Start of Records for processing

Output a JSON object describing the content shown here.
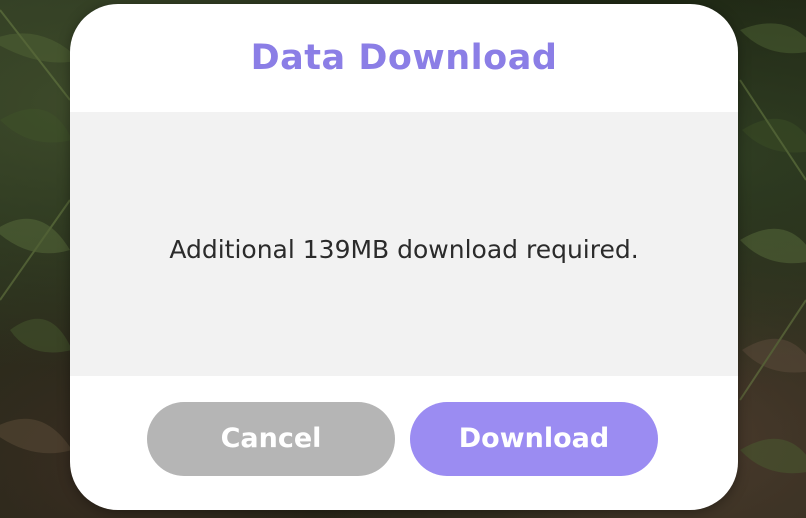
{
  "dialog": {
    "title": "Data Download",
    "message": "Additional 139MB download required.",
    "cancel_label": "Cancel",
    "download_label": "Download"
  },
  "colors": {
    "title": "#8b7ee6",
    "body_background": "#f2f2f2",
    "cancel_button": "#b5b5b5",
    "download_button": "#9b8cf2"
  }
}
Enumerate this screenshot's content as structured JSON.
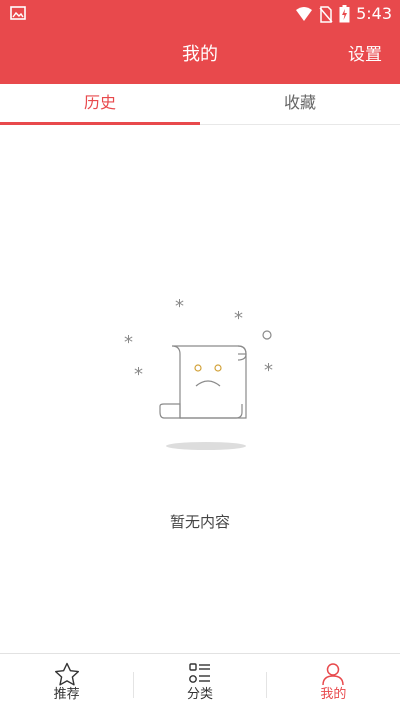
{
  "status_bar": {
    "time": "5:43",
    "icons": [
      "image-icon",
      "wifi-icon",
      "no-sim-icon",
      "battery-charging-icon"
    ]
  },
  "header": {
    "title": "我的",
    "settings_label": "设置"
  },
  "tabs": [
    {
      "label": "历史",
      "active": true
    },
    {
      "label": "收藏",
      "active": false
    }
  ],
  "empty_state": {
    "icon": "sad-scroll-icon",
    "text": "暂无内容"
  },
  "bottom_nav": [
    {
      "label": "推荐",
      "icon": "star-icon",
      "active": false
    },
    {
      "label": "分类",
      "icon": "category-list-icon",
      "active": false
    },
    {
      "label": "我的",
      "icon": "user-icon",
      "active": true
    }
  ],
  "colors": {
    "accent": "#e8494c",
    "text": "#333333",
    "muted": "#666666"
  }
}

End of Records for processing

#### Exercise requirements
Gather from the data above every line with the string "title".

#### Written response
    "title": "Data Download",
    "title": "#8b7ee6",
    "title": "我的",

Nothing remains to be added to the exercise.